EXERCISE INSTRUCTIONS:
Copy every line, leaving nothing out and adding nothing.

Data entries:
= = = = = = =
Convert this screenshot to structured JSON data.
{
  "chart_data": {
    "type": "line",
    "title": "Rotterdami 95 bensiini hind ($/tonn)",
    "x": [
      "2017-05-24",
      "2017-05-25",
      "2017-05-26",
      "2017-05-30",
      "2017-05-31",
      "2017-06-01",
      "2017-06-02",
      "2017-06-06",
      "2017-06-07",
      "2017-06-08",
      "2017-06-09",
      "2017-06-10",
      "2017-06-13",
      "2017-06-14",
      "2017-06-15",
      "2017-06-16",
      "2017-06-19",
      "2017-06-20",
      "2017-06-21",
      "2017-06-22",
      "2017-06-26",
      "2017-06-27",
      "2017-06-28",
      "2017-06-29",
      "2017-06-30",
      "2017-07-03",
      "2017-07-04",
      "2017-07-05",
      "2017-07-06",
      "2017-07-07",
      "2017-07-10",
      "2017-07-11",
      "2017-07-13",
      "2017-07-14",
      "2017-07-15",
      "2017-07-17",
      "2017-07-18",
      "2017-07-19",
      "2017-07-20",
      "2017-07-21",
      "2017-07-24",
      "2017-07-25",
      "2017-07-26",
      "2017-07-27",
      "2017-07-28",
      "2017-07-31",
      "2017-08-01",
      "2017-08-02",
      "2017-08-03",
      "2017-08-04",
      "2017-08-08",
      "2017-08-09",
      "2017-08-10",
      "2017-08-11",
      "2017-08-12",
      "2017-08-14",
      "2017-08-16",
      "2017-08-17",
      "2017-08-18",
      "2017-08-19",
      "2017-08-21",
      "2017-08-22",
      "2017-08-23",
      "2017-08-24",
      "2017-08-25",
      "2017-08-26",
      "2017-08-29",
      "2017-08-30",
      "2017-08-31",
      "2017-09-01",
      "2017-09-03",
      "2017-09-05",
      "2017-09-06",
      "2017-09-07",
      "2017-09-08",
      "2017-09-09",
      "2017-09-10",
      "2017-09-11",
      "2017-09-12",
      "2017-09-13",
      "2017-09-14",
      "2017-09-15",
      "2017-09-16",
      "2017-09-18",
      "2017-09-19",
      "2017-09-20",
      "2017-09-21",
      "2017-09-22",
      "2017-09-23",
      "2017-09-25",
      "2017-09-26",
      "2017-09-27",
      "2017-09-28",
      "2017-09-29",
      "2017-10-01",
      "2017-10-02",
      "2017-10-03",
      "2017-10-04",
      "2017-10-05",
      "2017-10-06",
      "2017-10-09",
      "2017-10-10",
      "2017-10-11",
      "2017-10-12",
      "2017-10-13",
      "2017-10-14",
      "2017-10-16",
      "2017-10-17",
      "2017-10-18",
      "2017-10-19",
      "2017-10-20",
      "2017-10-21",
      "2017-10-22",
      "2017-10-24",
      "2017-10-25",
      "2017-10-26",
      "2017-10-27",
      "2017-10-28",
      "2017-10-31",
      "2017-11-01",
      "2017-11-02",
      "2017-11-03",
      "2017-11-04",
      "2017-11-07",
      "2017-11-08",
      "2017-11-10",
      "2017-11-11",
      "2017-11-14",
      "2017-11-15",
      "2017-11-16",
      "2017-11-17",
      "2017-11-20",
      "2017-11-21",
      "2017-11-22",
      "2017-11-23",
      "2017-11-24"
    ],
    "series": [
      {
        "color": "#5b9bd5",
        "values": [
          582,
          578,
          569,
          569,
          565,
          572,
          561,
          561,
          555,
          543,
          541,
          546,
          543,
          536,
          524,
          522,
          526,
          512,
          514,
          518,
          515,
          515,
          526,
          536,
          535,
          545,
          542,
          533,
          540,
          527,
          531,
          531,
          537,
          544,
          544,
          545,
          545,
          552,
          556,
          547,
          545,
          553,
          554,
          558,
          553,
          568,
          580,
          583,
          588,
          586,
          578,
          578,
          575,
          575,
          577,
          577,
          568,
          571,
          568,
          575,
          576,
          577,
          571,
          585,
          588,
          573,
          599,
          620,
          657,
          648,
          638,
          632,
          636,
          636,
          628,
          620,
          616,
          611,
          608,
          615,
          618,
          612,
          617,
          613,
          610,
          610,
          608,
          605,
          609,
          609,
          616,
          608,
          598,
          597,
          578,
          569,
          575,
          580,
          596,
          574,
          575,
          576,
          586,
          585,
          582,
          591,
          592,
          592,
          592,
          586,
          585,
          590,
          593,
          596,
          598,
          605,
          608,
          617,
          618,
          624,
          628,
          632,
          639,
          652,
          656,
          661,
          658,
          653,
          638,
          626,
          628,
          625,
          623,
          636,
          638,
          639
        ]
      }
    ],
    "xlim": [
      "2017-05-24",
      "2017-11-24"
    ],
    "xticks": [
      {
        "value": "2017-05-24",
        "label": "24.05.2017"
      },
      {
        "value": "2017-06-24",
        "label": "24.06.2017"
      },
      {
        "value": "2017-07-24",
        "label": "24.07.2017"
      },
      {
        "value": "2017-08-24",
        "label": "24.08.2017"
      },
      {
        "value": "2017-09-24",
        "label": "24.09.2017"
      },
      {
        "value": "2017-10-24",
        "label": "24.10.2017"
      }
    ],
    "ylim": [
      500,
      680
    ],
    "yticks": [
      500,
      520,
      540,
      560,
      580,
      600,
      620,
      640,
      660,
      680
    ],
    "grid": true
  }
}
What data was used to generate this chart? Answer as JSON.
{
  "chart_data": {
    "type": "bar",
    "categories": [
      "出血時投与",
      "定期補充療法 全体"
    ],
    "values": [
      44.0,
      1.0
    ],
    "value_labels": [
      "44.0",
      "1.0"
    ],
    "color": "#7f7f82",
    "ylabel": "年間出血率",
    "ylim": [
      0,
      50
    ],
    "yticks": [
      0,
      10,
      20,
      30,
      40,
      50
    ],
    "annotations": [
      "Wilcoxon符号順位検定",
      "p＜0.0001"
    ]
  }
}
= = = = = = =
ANSWER TO THE TASK:
Convert this screenshot to structured JSON data.
{
  "chart_data": {
    "type": "line",
    "title": "Rotterdami 95 bensiini hind ($/tonn)",
    "x": [
      "2017-05-24",
      "2017-05-25",
      "2017-05-26",
      "2017-05-30",
      "2017-05-31",
      "2017-06-01",
      "2017-06-02",
      "2017-06-06",
      "2017-06-07",
      "2017-06-08",
      "2017-06-09",
      "2017-06-10",
      "2017-06-13",
      "2017-06-14",
      "2017-06-15",
      "2017-06-16",
      "2017-06-19",
      "2017-06-20",
      "2017-06-21",
      "2017-06-22",
      "2017-06-26",
      "2017-06-27",
      "2017-06-28",
      "2017-06-29",
      "2017-06-30",
      "2017-07-03",
      "2017-07-04",
      "2017-07-05",
      "2017-07-06",
      "2017-07-07",
      "2017-07-10",
      "2017-07-11",
      "2017-07-13",
      "2017-07-14",
      "2017-07-15",
      "2017-07-17",
      "2017-07-18",
      "2017-07-19",
      "2017-07-20",
      "2017-07-21",
      "2017-07-24",
      "2017-07-25",
      "2017-07-26",
      "2017-07-27",
      "2017-07-28",
      "2017-07-31",
      "2017-08-01",
      "2017-08-02",
      "2017-08-03",
      "2017-08-04",
      "2017-08-08",
      "2017-08-09",
      "2017-08-10",
      "2017-08-11",
      "2017-08-12",
      "2017-08-14",
      "2017-08-16",
      "2017-08-17",
      "2017-08-18",
      "2017-08-19",
      "2017-08-21",
      "2017-08-22",
      "2017-08-23",
      "2017-08-24",
      "2017-08-25",
      "2017-08-26",
      "2017-08-29",
      "2017-08-30",
      "2017-08-31",
      "2017-09-01",
      "2017-09-03",
      "2017-09-05",
      "2017-09-06",
      "2017-09-07",
      "2017-09-08",
      "2017-09-09",
      "2017-09-10",
      "2017-09-11",
      "2017-09-12",
      "2017-09-13",
      "2017-09-14",
      "2017-09-15",
      "2017-09-16",
      "2017-09-18",
      "2017-09-19",
      "2017-09-20",
      "2017-09-21",
      "2017-09-22",
      "2017-09-23",
      "2017-09-25",
      "2017-09-26",
      "2017-09-27",
      "2017-09-28",
      "2017-09-29",
      "2017-10-01",
      "2017-10-02",
      "2017-10-03",
      "2017-10-04",
      "2017-10-05",
      "2017-10-06",
      "2017-10-09",
      "2017-10-10",
      "2017-10-11",
      "2017-10-12",
      "2017-10-13",
      "2017-10-14",
      "2017-10-16",
      "2017-10-17",
      "2017-10-18",
      "2017-10-19",
      "2017-10-20",
      "2017-10-21",
      "2017-10-22",
      "2017-10-24",
      "2017-10-25",
      "2017-10-26",
      "2017-10-27",
      "2017-10-28",
      "2017-10-31",
      "2017-11-01",
      "2017-11-02",
      "2017-11-03",
      "2017-11-04",
      "2017-11-07",
      "2017-11-08",
      "2017-11-10",
      "2017-11-11",
      "2017-11-14",
      "2017-11-15",
      "2017-11-16",
      "2017-11-17",
      "2017-11-20",
      "2017-11-21",
      "2017-11-22",
      "2017-11-23",
      "2017-11-24"
    ],
    "series": [
      {
        "color": "#5b9bd5",
        "values": [
          582,
          578,
          569,
          569,
          565,
          572,
          561,
          561,
          555,
          543,
          541,
          546,
          543,
          536,
          524,
          522,
          526,
          512,
          514,
          518,
          515,
          515,
          526,
          536,
          535,
          545,
          542,
          533,
          540,
          527,
          531,
          531,
          537,
          544,
          544,
          545,
          545,
          552,
          556,
          547,
          545,
          553,
          554,
          558,
          553,
          568,
          580,
          583,
          588,
          586,
          578,
          578,
          575,
          575,
          577,
          577,
          568,
          571,
          568,
          575,
          576,
          577,
          571,
          585,
          588,
          573,
          599,
          620,
          657,
          648,
          638,
          632,
          636,
          636,
          628,
          620,
          616,
          611,
          608,
          615,
          618,
          612,
          617,
          613,
          610,
          610,
          608,
          605,
          609,
          609,
          616,
          608,
          598,
          597,
          578,
          569,
          575,
          580,
          596,
          574,
          575,
          576,
          586,
          585,
          582,
          591,
          592,
          592,
          592,
          586,
          585,
          590,
          593,
          596,
          598,
          605,
          608,
          617,
          618,
          624,
          628,
          632,
          639,
          652,
          656,
          661,
          658,
          653,
          638,
          626,
          628,
          625,
          623,
          636,
          638,
          639
        ]
      }
    ],
    "xlim": [
      "2017-05-24",
      "2017-11-24"
    ],
    "xticks": [
      {
        "value": "2017-05-24",
        "label": "24.05.2017"
      },
      {
        "value": "2017-06-24",
        "label": "24.06.2017"
      },
      {
        "value": "2017-07-24",
        "label": "24.07.2017"
      },
      {
        "value": "2017-08-24",
        "label": "24.08.2017"
      },
      {
        "value": "2017-09-24",
        "label": "24.09.2017"
      },
      {
        "value": "2017-10-24",
        "label": "24.10.2017"
      }
    ],
    "ylim": [
      500,
      680
    ],
    "yticks": [
      500,
      520,
      540,
      560,
      580,
      600,
      620,
      640,
      660,
      680
    ],
    "grid": true
  }
}
What data was used to generate this chart? Answer as JSON.
{
  "chart_data": {
    "type": "bar",
    "categories": [
      "出血時投与",
      "定期補充療法 全体"
    ],
    "values": [
      44.0,
      1.0
    ],
    "value_labels": [
      "44.0",
      "1.0"
    ],
    "color": "#7f7f82",
    "ylabel": "年間出血率",
    "ylim": [
      0,
      50
    ],
    "yticks": [
      0,
      10,
      20,
      30,
      40,
      50
    ],
    "annotations": [
      "Wilcoxon符号順位検定",
      "p＜0.0001"
    ]
  }
}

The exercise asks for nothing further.